- _Do this_
Select from the records below every line that has the word "name" in it.

[Figure contents as structured data]
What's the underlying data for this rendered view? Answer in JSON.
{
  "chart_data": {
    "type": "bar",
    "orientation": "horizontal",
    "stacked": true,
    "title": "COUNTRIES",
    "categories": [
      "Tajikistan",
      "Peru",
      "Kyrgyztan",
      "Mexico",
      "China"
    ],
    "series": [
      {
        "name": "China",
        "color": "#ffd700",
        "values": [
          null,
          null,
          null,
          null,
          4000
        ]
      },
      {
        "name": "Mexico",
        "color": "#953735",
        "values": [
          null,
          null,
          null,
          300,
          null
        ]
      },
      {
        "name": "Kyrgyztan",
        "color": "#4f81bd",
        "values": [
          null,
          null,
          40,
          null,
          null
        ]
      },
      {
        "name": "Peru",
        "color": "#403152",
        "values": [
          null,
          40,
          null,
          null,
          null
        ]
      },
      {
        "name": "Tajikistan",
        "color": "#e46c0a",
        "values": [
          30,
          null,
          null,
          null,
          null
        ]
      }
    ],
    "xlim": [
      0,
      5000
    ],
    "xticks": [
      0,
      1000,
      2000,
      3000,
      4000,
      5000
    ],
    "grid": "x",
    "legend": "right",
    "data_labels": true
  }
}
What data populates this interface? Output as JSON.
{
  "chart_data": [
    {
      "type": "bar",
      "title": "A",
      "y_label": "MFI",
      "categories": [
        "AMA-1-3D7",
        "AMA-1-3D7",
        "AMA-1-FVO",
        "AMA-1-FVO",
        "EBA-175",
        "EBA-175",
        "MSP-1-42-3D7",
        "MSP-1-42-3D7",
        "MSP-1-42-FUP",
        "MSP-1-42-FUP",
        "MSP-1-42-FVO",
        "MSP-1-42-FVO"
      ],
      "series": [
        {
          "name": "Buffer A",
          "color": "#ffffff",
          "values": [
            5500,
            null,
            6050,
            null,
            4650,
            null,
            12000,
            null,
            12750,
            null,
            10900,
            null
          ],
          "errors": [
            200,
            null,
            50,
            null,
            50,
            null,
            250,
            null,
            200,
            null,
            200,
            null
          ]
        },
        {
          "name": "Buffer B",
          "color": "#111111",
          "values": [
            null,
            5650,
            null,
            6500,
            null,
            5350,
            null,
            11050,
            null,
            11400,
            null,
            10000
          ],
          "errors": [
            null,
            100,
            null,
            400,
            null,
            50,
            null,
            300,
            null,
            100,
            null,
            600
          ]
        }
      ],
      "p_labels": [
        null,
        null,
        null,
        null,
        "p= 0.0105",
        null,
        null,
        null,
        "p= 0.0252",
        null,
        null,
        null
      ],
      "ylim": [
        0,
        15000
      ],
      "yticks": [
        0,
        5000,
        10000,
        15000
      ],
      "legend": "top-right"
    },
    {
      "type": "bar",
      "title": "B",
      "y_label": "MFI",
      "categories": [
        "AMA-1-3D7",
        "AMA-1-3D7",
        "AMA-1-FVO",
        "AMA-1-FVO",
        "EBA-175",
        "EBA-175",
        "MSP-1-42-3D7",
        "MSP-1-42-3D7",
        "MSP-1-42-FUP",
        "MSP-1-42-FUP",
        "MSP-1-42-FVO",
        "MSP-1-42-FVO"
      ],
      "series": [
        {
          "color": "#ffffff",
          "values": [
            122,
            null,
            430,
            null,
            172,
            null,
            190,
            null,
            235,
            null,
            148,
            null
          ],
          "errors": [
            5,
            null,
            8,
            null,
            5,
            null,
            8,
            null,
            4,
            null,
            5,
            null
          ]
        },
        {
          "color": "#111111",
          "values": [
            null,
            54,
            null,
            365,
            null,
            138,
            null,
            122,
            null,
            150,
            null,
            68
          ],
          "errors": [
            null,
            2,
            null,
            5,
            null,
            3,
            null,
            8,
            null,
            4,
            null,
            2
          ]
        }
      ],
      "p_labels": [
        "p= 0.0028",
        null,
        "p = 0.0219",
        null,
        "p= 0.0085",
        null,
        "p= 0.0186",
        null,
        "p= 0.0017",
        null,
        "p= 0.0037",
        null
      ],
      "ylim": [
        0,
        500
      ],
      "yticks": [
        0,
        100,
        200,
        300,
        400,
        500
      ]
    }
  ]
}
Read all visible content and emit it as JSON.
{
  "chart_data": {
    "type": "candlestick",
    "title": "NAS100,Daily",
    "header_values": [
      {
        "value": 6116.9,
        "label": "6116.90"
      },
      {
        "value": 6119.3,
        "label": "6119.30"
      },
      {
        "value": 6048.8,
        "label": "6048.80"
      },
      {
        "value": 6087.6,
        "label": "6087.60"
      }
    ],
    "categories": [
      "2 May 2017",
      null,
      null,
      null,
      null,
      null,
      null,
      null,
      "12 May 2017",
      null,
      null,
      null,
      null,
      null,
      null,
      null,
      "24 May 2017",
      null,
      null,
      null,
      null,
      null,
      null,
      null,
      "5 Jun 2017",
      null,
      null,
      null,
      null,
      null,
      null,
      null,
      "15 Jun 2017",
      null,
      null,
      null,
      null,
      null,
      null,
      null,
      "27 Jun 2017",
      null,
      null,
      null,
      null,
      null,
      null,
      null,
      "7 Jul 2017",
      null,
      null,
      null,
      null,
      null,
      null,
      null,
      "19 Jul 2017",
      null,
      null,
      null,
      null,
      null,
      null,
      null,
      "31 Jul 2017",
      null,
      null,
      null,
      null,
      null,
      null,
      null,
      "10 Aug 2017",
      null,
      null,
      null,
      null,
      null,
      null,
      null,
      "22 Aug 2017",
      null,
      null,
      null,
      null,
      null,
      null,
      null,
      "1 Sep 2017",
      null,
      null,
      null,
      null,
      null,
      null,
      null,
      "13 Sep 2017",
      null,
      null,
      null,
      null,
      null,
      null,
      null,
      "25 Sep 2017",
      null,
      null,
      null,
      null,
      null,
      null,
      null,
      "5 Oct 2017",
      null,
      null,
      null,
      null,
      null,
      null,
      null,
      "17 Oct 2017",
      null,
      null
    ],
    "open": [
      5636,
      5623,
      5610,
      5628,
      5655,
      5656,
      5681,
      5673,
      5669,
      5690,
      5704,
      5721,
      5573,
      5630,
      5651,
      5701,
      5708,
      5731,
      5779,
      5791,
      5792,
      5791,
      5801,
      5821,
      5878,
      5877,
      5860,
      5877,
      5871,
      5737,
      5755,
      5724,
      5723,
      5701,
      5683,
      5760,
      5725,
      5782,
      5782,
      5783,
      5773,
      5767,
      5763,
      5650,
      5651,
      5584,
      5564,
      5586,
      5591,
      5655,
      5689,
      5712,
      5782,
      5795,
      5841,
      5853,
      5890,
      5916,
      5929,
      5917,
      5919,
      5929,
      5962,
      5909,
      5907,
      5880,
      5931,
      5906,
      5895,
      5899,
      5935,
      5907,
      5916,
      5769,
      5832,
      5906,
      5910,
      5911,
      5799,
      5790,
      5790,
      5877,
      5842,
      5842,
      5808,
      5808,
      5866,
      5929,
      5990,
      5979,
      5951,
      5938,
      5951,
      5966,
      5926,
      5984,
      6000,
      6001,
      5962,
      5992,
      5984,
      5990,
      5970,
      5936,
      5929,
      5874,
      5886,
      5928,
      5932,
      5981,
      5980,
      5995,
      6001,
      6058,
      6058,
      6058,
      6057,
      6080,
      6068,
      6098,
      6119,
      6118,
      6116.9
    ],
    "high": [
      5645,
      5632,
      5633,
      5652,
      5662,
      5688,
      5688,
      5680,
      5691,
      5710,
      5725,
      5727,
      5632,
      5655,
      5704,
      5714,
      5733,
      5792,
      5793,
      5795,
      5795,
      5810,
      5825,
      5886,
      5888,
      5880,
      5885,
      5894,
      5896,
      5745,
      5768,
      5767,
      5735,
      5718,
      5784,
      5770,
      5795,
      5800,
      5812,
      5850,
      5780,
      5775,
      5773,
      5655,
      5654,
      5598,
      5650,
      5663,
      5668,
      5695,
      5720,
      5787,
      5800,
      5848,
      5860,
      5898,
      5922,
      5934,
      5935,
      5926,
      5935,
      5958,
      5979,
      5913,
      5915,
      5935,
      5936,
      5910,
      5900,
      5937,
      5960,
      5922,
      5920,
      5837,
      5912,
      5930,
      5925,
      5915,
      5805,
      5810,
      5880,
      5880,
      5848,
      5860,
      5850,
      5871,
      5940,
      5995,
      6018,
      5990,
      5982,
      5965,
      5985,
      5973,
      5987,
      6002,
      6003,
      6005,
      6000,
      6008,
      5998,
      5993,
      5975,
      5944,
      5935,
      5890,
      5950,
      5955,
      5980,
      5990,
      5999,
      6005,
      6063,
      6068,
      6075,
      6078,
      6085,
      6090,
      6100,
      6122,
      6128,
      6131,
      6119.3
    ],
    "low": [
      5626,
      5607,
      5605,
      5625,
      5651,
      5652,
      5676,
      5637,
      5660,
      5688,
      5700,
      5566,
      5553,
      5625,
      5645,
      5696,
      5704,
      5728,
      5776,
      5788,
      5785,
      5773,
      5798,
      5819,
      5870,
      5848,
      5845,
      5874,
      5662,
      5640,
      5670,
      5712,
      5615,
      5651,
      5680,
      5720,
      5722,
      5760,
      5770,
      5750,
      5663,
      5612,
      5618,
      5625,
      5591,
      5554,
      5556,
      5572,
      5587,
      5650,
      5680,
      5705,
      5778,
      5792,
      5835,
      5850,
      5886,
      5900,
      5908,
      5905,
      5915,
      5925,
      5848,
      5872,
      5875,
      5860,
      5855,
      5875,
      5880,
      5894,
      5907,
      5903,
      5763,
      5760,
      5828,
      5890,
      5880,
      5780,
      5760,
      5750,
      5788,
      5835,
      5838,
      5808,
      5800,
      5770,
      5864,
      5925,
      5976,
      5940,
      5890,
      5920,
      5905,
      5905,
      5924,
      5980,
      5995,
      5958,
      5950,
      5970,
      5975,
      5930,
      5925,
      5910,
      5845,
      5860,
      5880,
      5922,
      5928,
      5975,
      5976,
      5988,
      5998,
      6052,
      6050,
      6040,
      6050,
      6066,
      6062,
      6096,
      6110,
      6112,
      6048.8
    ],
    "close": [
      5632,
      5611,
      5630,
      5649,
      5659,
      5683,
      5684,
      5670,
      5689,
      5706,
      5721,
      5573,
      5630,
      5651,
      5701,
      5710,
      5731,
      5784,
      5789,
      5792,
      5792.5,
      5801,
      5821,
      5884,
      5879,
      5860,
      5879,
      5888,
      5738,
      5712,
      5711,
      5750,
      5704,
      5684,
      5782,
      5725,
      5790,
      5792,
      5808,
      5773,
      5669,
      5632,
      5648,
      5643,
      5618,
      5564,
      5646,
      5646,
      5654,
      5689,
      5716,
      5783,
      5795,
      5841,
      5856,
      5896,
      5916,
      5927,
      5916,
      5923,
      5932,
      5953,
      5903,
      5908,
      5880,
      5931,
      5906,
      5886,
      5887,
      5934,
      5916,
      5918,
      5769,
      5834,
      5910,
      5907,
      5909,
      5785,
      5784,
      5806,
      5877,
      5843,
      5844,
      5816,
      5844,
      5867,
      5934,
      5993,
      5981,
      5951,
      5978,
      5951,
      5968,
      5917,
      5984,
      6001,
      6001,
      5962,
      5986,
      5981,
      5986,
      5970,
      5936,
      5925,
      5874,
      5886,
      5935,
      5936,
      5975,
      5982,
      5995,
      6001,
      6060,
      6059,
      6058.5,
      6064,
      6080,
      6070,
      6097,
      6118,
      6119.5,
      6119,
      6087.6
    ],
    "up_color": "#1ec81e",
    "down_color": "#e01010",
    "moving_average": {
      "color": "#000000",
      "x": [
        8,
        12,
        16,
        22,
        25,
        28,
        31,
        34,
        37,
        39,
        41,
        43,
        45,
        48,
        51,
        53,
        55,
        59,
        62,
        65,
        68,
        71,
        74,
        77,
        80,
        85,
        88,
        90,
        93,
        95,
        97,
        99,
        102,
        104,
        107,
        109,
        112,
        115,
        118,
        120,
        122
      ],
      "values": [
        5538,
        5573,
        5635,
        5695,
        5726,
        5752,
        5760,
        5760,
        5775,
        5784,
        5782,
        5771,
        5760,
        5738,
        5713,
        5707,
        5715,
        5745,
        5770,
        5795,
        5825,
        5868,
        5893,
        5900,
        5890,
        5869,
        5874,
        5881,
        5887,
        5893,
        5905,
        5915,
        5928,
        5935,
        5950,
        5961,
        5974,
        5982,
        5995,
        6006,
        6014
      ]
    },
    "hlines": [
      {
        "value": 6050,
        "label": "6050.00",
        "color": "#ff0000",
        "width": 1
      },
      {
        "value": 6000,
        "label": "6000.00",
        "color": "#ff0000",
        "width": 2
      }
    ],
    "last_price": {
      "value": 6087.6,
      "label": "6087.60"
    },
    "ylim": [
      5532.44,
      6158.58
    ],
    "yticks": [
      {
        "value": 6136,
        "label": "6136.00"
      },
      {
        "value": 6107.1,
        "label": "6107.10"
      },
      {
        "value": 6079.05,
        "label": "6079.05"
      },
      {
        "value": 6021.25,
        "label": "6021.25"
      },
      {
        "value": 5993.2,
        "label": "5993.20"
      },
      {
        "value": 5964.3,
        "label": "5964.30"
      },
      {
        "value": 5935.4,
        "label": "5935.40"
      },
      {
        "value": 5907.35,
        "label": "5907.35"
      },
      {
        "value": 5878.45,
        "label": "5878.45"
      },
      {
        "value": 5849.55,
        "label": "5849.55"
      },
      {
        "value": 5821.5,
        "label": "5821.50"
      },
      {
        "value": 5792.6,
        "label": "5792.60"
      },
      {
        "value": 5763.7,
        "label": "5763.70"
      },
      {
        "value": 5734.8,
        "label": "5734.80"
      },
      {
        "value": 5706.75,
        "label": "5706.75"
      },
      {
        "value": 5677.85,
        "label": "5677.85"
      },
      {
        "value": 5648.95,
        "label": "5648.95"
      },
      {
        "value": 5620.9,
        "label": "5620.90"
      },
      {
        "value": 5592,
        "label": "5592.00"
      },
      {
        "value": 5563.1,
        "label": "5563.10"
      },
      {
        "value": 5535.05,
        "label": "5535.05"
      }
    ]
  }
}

- _Solved problem_
        "name": "China",
        "name": "Mexico",
        "name": "Kyrgyztan",
        "name": "Peru",
        "name": "Tajikistan",
          "name": "Buffer A",
          "name": "Buffer B",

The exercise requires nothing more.